Short exercise:
Search the material below for the word "Purchases" and copy every line in which it occurs.

Items:

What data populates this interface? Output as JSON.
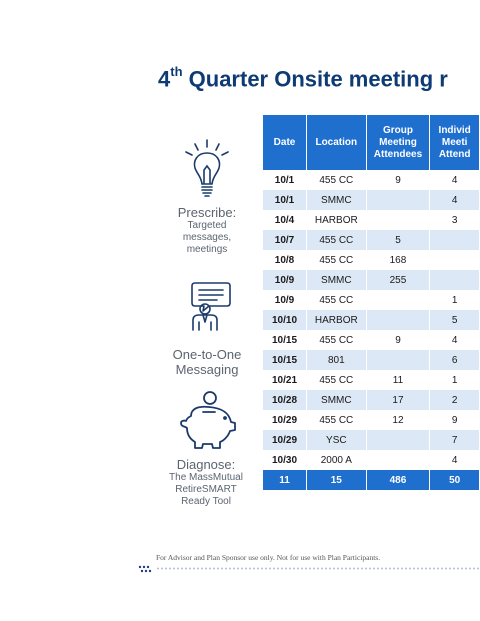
{
  "title": {
    "main": "4",
    "sup": "th",
    "rest": " Quarter Onsite meeting r"
  },
  "icons": {
    "prescribe": {
      "main": "Prescribe:",
      "sub": [
        "Targeted",
        "messages,",
        "meetings"
      ]
    },
    "messaging": {
      "main": [
        "One-to-One",
        "Messaging"
      ]
    },
    "diagnose": {
      "main": "Diagnose:",
      "sub": [
        "The MassMutual",
        "RetireSMART",
        "Ready Tool"
      ]
    }
  },
  "table": {
    "headers": {
      "date": "Date",
      "location": "Location",
      "group": [
        "Group",
        "Meeting",
        "Attendees"
      ],
      "individual": [
        "Individ",
        "Meeti",
        "Attend"
      ]
    },
    "rows": [
      {
        "date": "10/1",
        "location": "455 CC",
        "group": "9",
        "individual": "4"
      },
      {
        "date": "10/1",
        "location": "SMMC",
        "group": "",
        "individual": "4"
      },
      {
        "date": "10/4",
        "location": "HARBOR",
        "group": "",
        "individual": "3"
      },
      {
        "date": "10/7",
        "location": "455 CC",
        "group": "5",
        "individual": ""
      },
      {
        "date": "10/8",
        "location": "455 CC",
        "group": "168",
        "individual": ""
      },
      {
        "date": "10/9",
        "location": "SMMC",
        "group": "255",
        "individual": ""
      },
      {
        "date": "10/9",
        "location": "455 CC",
        "group": "",
        "individual": "1"
      },
      {
        "date": "10/10",
        "location": "HARBOR",
        "group": "",
        "individual": "5"
      },
      {
        "date": "10/15",
        "location": "455 CC",
        "group": "9",
        "individual": "4"
      },
      {
        "date": "10/15",
        "location": "801",
        "group": "",
        "individual": "6"
      },
      {
        "date": "10/21",
        "location": "455 CC",
        "group": "11",
        "individual": "1"
      },
      {
        "date": "10/28",
        "location": "SMMC",
        "group": "17",
        "individual": "2"
      },
      {
        "date": "10/29",
        "location": "455 CC",
        "group": "12",
        "individual": "9"
      },
      {
        "date": "10/29",
        "location": "YSC",
        "group": "",
        "individual": "7"
      },
      {
        "date": "10/30",
        "location": "2000 A",
        "group": "",
        "individual": "4"
      }
    ],
    "total": {
      "date": "11",
      "location": "15",
      "group": "486",
      "individual": "50"
    }
  },
  "footer": "For Advisor and Plan Sponsor use only. Not for use with Plan Participants.",
  "colors": {
    "title": "#0e3b74",
    "header_bg": "#1f6fcf",
    "stripe": "#dce8f5",
    "icon": "#1b3a6b"
  },
  "icon_names": [
    "lightbulb-icon",
    "presenter-icon",
    "piggy-bank-icon"
  ]
}
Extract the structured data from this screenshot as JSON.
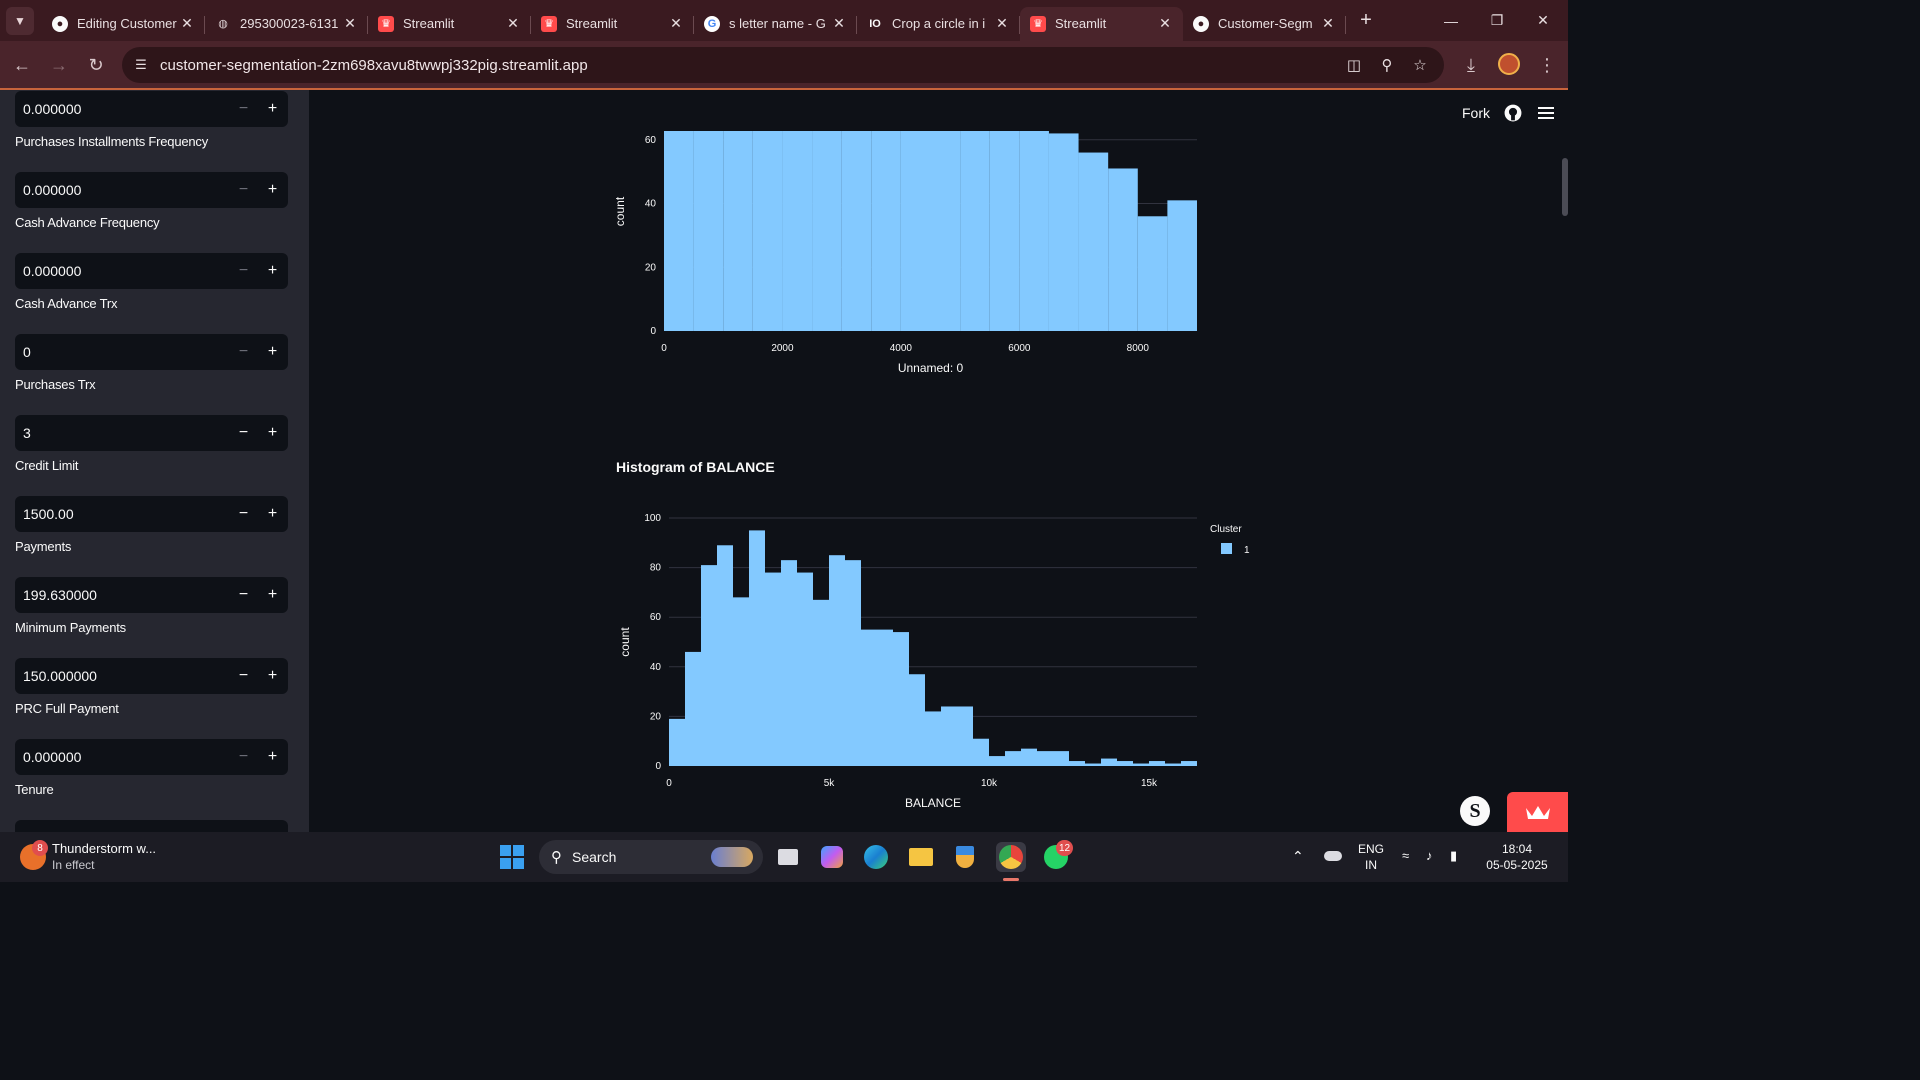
{
  "browser": {
    "tabs": [
      {
        "title": "Editing Customer",
        "icon": "github-icon"
      },
      {
        "title": "295300023-6131",
        "icon": "globe-icon"
      },
      {
        "title": "Streamlit",
        "icon": "streamlit-icon"
      },
      {
        "title": "Streamlit",
        "icon": "streamlit-icon"
      },
      {
        "title": "s letter name - G",
        "icon": "google-icon"
      },
      {
        "title": "Crop a circle in i",
        "icon": "io-icon"
      },
      {
        "title": "Streamlit",
        "icon": "streamlit-icon",
        "active": true
      },
      {
        "title": "Customer-Segm",
        "icon": "github-icon"
      }
    ],
    "url": "customer-segmentation-2zm698xavu8twwpj332pig.streamlit.app",
    "accent": "#c8643c"
  },
  "sidebar": {
    "fields": [
      {
        "label": "",
        "value": "0.000000",
        "minus_enabled": false
      },
      {
        "label": "Purchases Installments Frequency",
        "value": "0.000000",
        "minus_enabled": false
      },
      {
        "label": "Cash Advance Frequency",
        "value": "0.000000",
        "minus_enabled": false
      },
      {
        "label": "Cash Advance Trx",
        "value": "0",
        "minus_enabled": false
      },
      {
        "label": "Purchases Trx",
        "value": "3",
        "minus_enabled": true
      },
      {
        "label": "Credit Limit",
        "value": "1500.00",
        "minus_enabled": true
      },
      {
        "label": "Payments",
        "value": "199.630000",
        "minus_enabled": true
      },
      {
        "label": "Minimum Payments",
        "value": "150.000000",
        "minus_enabled": true
      },
      {
        "label": "PRC Full Payment",
        "value": "0.000000",
        "minus_enabled": false
      },
      {
        "label": "Tenure",
        "value": "",
        "minus_enabled": true
      }
    ],
    "minus_symbol": "−",
    "plus_symbol": "+"
  },
  "header": {
    "fork_label": "Fork"
  },
  "chart_data": [
    {
      "type": "bar",
      "title": "",
      "xlabel": "Unnamed: 0",
      "ylabel": "count",
      "xlim": [
        0,
        9000
      ],
      "ylim": [
        0,
        75
      ],
      "xticks": [
        "0",
        "2000",
        "4000",
        "6000",
        "8000"
      ],
      "yticks": [
        "0",
        "20",
        "40",
        "60"
      ],
      "bin_width": 500,
      "bins_start": [
        0,
        500,
        1000,
        1500,
        2000,
        2500,
        3000,
        3500,
        4000,
        4500,
        5000,
        5500,
        6000,
        6500,
        7000,
        7500,
        8000,
        8500
      ],
      "values": [
        75,
        75,
        68,
        75,
        75,
        75,
        75,
        75,
        71,
        71,
        65,
        70,
        65,
        62,
        56,
        51,
        36,
        41
      ],
      "color": "#83c9ff",
      "note_partial_view": "upper portion of chart scrolled out of view"
    },
    {
      "type": "bar",
      "title": "Histogram of BALANCE",
      "xlabel": "BALANCE",
      "ylabel": "count",
      "xlim": [
        0,
        16500
      ],
      "ylim": [
        0,
        100
      ],
      "xticks": [
        "0",
        "5k",
        "10k",
        "15k"
      ],
      "yticks": [
        "0",
        "20",
        "40",
        "60",
        "80",
        "100"
      ],
      "bin_width": 500,
      "bins_start": [
        0,
        500,
        1000,
        1500,
        2000,
        2500,
        3000,
        3500,
        4000,
        4500,
        5000,
        5500,
        6000,
        6500,
        7000,
        7500,
        8000,
        8500,
        9000,
        9500,
        10000,
        10500,
        11000,
        11500,
        12000,
        12500,
        13000,
        13500,
        14000,
        14500,
        15000,
        15500,
        16000
      ],
      "values": [
        19,
        46,
        81,
        89,
        68,
        95,
        78,
        83,
        78,
        67,
        85,
        83,
        55,
        55,
        54,
        37,
        22,
        24,
        24,
        11,
        4,
        6,
        7,
        6,
        6,
        2,
        1,
        3,
        2,
        1,
        2,
        1,
        2
      ],
      "legend_title": "Cluster",
      "legend": [
        {
          "name": "1",
          "color": "#83c9ff"
        }
      ],
      "legend_position": "top-right",
      "color": "#83c9ff"
    }
  ],
  "taskbar": {
    "weather_title": "Thunderstorm w...",
    "weather_sub": "In effect",
    "weather_badge": "8",
    "search_label": "Search",
    "whatsapp_badge": "12",
    "lang_top": "ENG",
    "lang_bottom": "IN",
    "time": "18:04",
    "date": "05-05-2025"
  }
}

Exercise answer:
        "label": "Purchases Installments Frequency",
        "label": "Purchases Trx",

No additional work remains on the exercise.